THE DATA start
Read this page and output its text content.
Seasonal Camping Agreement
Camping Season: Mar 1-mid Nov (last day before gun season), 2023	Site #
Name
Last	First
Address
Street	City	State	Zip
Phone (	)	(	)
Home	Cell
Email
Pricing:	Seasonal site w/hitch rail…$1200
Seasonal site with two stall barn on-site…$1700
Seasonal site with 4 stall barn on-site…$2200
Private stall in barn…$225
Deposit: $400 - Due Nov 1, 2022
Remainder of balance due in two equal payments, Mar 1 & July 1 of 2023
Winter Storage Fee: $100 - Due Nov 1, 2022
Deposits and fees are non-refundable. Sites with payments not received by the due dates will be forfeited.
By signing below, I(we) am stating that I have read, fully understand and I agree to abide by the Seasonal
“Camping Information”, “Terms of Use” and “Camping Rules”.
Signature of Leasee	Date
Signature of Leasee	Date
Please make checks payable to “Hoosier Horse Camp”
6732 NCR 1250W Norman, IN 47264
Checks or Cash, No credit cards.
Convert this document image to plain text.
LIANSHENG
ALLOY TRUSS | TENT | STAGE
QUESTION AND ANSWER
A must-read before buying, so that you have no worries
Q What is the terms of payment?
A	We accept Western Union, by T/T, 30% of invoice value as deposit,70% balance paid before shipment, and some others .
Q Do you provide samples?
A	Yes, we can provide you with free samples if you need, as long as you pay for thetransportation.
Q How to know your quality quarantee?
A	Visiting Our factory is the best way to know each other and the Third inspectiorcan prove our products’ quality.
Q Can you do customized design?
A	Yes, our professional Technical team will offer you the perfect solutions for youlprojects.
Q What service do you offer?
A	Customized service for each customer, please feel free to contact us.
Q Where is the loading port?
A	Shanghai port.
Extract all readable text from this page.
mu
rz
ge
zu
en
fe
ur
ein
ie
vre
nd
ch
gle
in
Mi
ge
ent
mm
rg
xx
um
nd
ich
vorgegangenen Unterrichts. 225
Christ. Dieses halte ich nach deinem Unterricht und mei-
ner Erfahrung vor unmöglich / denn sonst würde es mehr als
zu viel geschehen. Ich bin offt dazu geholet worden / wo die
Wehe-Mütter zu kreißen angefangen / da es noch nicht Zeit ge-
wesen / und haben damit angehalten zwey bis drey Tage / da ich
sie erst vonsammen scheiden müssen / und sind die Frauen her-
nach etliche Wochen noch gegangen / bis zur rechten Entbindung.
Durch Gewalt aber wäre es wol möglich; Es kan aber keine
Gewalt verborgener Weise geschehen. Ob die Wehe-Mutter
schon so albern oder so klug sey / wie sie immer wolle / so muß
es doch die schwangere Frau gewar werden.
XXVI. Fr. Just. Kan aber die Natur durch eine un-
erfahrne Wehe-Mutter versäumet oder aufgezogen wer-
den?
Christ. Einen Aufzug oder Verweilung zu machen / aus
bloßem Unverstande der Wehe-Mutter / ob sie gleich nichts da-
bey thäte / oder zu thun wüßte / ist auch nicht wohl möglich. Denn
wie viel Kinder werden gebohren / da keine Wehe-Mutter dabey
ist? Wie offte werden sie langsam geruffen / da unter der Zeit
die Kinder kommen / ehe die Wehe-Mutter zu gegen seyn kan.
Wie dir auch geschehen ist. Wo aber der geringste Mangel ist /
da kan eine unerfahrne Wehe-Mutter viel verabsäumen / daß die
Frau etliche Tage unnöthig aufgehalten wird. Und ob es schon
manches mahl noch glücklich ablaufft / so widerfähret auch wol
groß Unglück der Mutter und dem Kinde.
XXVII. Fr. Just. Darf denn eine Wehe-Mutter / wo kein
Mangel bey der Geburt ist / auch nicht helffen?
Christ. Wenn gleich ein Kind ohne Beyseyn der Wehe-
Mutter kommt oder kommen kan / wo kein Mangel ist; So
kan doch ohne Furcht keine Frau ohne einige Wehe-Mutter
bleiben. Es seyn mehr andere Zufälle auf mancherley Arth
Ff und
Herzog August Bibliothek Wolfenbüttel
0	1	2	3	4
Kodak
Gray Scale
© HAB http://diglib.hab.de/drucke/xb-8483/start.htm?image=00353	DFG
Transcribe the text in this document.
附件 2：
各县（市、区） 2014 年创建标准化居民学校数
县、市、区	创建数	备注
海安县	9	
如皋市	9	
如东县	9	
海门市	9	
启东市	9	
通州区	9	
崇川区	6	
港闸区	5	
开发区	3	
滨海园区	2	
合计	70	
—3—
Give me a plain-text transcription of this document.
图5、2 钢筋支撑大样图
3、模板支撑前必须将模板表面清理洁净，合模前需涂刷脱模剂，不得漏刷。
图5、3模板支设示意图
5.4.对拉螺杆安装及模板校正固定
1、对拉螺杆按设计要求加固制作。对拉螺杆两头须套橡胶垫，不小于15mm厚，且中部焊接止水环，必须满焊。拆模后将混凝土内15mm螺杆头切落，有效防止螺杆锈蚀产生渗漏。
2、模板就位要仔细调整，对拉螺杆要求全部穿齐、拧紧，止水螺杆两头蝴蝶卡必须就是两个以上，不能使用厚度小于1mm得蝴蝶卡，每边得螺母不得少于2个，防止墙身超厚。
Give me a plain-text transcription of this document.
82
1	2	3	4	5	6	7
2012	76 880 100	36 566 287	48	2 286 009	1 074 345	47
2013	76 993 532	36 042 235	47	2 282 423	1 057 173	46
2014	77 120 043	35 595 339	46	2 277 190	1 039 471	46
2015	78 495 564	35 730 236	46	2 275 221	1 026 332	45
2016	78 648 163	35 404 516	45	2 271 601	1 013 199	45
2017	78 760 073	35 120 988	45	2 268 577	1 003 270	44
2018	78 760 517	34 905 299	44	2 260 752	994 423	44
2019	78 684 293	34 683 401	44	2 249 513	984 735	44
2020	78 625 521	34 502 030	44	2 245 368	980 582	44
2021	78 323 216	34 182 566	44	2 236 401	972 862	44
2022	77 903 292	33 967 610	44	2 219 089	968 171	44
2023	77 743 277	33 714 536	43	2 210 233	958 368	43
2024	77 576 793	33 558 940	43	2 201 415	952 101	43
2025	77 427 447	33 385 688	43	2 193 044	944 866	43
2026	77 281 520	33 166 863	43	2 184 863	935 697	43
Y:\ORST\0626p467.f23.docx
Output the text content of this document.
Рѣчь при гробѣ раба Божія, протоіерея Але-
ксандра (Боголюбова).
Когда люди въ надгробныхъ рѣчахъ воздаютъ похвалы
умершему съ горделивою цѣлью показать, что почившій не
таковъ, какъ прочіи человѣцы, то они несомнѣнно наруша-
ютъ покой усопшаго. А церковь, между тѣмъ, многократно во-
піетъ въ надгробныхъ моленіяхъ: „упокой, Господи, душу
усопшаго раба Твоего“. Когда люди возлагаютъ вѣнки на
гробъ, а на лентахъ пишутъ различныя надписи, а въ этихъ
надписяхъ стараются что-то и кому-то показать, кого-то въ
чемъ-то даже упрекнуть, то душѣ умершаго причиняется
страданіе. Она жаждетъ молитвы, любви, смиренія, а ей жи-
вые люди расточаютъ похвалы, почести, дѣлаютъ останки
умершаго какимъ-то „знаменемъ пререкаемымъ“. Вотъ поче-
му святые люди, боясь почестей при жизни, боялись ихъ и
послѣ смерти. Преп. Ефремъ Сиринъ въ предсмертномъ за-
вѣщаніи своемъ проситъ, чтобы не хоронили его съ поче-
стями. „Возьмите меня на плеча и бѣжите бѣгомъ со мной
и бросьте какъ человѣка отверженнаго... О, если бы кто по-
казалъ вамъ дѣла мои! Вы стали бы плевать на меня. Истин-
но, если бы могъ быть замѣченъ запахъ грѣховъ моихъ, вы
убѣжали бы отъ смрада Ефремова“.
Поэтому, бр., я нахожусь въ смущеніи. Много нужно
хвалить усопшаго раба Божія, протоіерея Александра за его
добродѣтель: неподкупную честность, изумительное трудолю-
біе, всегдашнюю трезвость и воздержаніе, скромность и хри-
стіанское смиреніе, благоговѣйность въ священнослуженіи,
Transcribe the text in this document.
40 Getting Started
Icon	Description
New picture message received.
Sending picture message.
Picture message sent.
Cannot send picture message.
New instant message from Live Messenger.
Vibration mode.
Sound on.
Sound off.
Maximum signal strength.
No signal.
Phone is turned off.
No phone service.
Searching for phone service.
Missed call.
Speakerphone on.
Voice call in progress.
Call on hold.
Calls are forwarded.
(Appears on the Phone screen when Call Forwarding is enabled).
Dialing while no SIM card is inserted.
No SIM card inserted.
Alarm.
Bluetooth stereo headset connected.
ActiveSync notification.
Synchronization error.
THE DATA end
From the listing above, copy out each line where the word "provide" appears.

Q Do you provide samples?
A	Yes, we can provide you with free samples if you need, as long as you pay for thetransportation.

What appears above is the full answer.